Copy the data below exactly.

# Rows start

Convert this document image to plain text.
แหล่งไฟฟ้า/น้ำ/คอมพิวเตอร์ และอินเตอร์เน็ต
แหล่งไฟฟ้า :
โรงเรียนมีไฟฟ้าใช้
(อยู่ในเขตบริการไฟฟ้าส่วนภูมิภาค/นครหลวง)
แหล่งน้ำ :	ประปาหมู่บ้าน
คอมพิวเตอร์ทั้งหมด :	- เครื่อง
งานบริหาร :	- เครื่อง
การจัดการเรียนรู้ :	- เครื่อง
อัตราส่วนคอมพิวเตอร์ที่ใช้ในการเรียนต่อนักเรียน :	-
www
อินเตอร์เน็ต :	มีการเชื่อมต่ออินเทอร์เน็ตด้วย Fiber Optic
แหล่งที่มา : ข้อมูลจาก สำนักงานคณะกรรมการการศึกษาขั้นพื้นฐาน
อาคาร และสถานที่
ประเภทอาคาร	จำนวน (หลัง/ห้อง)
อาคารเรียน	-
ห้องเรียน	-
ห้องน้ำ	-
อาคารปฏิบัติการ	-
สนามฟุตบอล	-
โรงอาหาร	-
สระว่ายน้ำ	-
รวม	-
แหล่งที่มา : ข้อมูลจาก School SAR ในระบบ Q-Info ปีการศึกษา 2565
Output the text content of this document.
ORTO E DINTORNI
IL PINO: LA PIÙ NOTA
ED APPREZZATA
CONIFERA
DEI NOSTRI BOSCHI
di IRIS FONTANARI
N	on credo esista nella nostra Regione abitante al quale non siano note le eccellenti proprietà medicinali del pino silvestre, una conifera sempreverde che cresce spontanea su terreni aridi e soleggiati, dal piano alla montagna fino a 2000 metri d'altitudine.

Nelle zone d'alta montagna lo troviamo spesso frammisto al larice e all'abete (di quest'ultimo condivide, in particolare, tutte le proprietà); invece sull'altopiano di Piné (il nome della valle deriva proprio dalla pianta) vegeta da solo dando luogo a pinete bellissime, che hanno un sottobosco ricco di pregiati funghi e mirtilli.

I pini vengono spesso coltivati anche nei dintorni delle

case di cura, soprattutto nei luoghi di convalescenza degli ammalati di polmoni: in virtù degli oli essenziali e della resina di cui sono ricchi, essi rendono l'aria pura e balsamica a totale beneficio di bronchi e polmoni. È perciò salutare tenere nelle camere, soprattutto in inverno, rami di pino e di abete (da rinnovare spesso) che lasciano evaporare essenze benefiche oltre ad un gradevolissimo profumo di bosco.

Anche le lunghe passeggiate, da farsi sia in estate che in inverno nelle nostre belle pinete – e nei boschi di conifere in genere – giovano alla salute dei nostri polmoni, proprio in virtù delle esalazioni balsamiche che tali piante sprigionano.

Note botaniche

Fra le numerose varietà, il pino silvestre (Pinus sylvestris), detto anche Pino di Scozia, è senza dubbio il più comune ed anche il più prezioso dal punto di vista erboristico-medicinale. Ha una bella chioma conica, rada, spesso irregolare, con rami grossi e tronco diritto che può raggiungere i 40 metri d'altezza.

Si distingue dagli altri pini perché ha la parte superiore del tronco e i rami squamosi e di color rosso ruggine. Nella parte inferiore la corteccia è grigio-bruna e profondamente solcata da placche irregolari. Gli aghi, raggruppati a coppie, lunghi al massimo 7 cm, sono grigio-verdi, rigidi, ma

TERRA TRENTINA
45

# Rows end

- [Solution to the exercise]
Convert this document image to plain text.
แหล่งไฟฟ้า/น้ำ/คอมพิวเตอร์ และอินเตอร์เน็ต
แหล่งไฟฟ้า :
โรงเรียนมีไฟฟ้าใช้
(อยู่ในเขตบริการไฟฟ้าส่วนภูมิภาค/นครหลวง)
แหล่งน้ำ :	ประปาหมู่บ้าน
คอมพิวเตอร์ทั้งหมด :	- เครื่อง
งานบริหาร :	- เครื่อง
การจัดการเรียนรู้ :	- เครื่อง
อัตราส่วนคอมพิวเตอร์ที่ใช้ในการเรียนต่อนักเรียน :	-
www
อินเตอร์เน็ต :	มีการเชื่อมต่ออินเทอร์เน็ตด้วย Fiber Optic
แหล่งที่มา : ข้อมูลจาก สำนักงานคณะกรรมการการศึกษาขั้นพื้นฐาน
อาคาร และสถานที่
ประเภทอาคาร	จำนวน (หลัง/ห้อง)
อาคารเรียน	-
ห้องเรียน	-
ห้องน้ำ	-
อาคารปฏิบัติการ	-
สนามฟุตบอล	-
โรงอาหาร	-
สระว่ายน้ำ	-
รวม	-
แหล่งที่มา : ข้อมูลจาก School SAR ในระบบ Q-Info ปีการศึกษา 2565
Output the text content of this document.
ORTO E DINTORNI
IL PINO: LA PIÙ NOTA
ED APPREZZATA
CONIFERA
DEI NOSTRI BOSCHI
di IRIS FONTANARI
N	on credo esista nella nostra Regione abitante al quale non siano note le eccellenti proprietà medicinali del pino silvestre, una conifera sempreverde che cresce spontanea su terreni aridi e soleggiati, dal piano alla montagna fino a 2000 metri d'altitudine.

Nelle zone d'alta montagna lo troviamo spesso frammisto al larice e all'abete (di quest'ultimo condivide, in particolare, tutte le proprietà); invece sull'altopiano di Piné (il nome della valle deriva proprio dalla pianta) vegeta da solo dando luogo a pinete bellissime, che hanno un sottobosco ricco di pregiati funghi e mirtilli.

I pini vengono spesso coltivati anche nei dintorni delle

case di cura, soprattutto nei luoghi di convalescenza degli ammalati di polmoni: in virtù degli oli essenziali e della resina di cui sono ricchi, essi rendono l'aria pura e balsamica a totale beneficio di bronchi e polmoni. È perciò salutare tenere nelle camere, soprattutto in inverno, rami di pino e di abete (da rinnovare spesso) che lasciano evaporare essenze benefiche oltre ad un gradevolissimo profumo di bosco.

Anche le lunghe passeggiate, da farsi sia in estate che in inverno nelle nostre belle pinete – e nei boschi di conifere in genere – giovano alla salute dei nostri polmoni, proprio in virtù delle esalazioni balsamiche che tali piante sprigionano.

Note botaniche

Fra le numerose varietà, il pino silvestre (Pinus sylvestris), detto anche Pino di Scozia, è senza dubbio il più comune ed anche il più prezioso dal punto di vista erboristico-medicinale. Ha una bella chioma conica, rada, spesso irregolare, con rami grossi e tronco diritto che può raggiungere i 40 metri d'altezza.

Si distingue dagli altri pini perché ha la parte superiore del tronco e i rami squamosi e di color rosso ruggine. Nella parte inferiore la corteccia è grigio-bruna e profondamente solcata da placche irregolari. Gli aghi, raggruppati a coppie, lunghi al massimo 7 cm, sono grigio-verdi, rigidi, ma

TERRA TRENTINA
45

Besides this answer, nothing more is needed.